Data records
** Begin **
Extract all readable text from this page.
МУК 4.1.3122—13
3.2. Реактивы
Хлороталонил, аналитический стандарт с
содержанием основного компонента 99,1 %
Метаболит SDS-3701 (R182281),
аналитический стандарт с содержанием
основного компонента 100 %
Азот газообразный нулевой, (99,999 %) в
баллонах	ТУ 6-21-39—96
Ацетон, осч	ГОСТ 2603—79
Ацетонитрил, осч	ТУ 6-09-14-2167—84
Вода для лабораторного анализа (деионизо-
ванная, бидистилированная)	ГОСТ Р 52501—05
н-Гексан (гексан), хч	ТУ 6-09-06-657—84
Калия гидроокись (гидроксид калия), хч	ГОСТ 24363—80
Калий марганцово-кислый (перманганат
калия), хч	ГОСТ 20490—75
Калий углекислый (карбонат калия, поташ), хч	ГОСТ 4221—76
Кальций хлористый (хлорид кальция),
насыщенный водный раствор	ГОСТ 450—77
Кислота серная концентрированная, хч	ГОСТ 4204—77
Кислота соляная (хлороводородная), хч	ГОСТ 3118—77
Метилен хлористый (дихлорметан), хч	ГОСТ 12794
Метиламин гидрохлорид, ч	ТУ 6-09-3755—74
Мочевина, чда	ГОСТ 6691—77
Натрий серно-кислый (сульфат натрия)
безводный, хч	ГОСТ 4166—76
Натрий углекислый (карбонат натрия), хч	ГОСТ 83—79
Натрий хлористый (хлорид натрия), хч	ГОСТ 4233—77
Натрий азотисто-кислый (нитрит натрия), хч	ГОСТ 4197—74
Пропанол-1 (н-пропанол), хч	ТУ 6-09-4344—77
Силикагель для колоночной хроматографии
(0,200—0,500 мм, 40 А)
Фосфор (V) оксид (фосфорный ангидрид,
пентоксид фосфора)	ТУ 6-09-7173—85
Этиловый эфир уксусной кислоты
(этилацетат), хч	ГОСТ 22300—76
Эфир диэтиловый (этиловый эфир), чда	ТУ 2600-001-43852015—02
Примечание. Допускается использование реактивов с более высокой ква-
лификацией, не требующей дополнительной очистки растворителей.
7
** End **
- **Problem to solve**: Repeat the data above exactly.

- **Solution**:
Extract all readable text from this page.
МУК 4.1.3122—13
3.2. Реактивы
Хлороталонил, аналитический стандарт с
содержанием основного компонента 99,1 %
Метаболит SDS-3701 (R182281),
аналитический стандарт с содержанием
основного компонента 100 %
Азот газообразный нулевой, (99,999 %) в
баллонах	ТУ 6-21-39—96
Ацетон, осч	ГОСТ 2603—79
Ацетонитрил, осч	ТУ 6-09-14-2167—84
Вода для лабораторного анализа (деионизо-
ванная, бидистилированная)	ГОСТ Р 52501—05
н-Гексан (гексан), хч	ТУ 6-09-06-657—84
Калия гидроокись (гидроксид калия), хч	ГОСТ 24363—80
Калий марганцово-кислый (перманганат
калия), хч	ГОСТ 20490—75
Калий углекислый (карбонат калия, поташ), хч	ГОСТ 4221—76
Кальций хлористый (хлорид кальция),
насыщенный водный раствор	ГОСТ 450—77
Кислота серная концентрированная, хч	ГОСТ 4204—77
Кислота соляная (хлороводородная), хч	ГОСТ 3118—77
Метилен хлористый (дихлорметан), хч	ГОСТ 12794
Метиламин гидрохлорид, ч	ТУ 6-09-3755—74
Мочевина, чда	ГОСТ 6691—77
Натрий серно-кислый (сульфат натрия)
безводный, хч	ГОСТ 4166—76
Натрий углекислый (карбонат натрия), хч	ГОСТ 83—79
Натрий хлористый (хлорид натрия), хч	ГОСТ 4233—77
Натрий азотисто-кислый (нитрит натрия), хч	ГОСТ 4197—74
Пропанол-1 (н-пропанол), хч	ТУ 6-09-4344—77
Силикагель для колоночной хроматографии
(0,200—0,500 мм, 40 А)
Фосфор (V) оксид (фосфорный ангидрид,
пентоксид фосфора)	ТУ 6-09-7173—85
Этиловый эфир уксусной кислоты
(этилацетат), хч	ГОСТ 22300—76
Эфир диэтиловый (этиловый эфир), чда	ТУ 2600-001-43852015—02
Примечание. Допускается использование реактивов с более высокой ква-
лификацией, не требующей дополнительной очистки растворителей.
7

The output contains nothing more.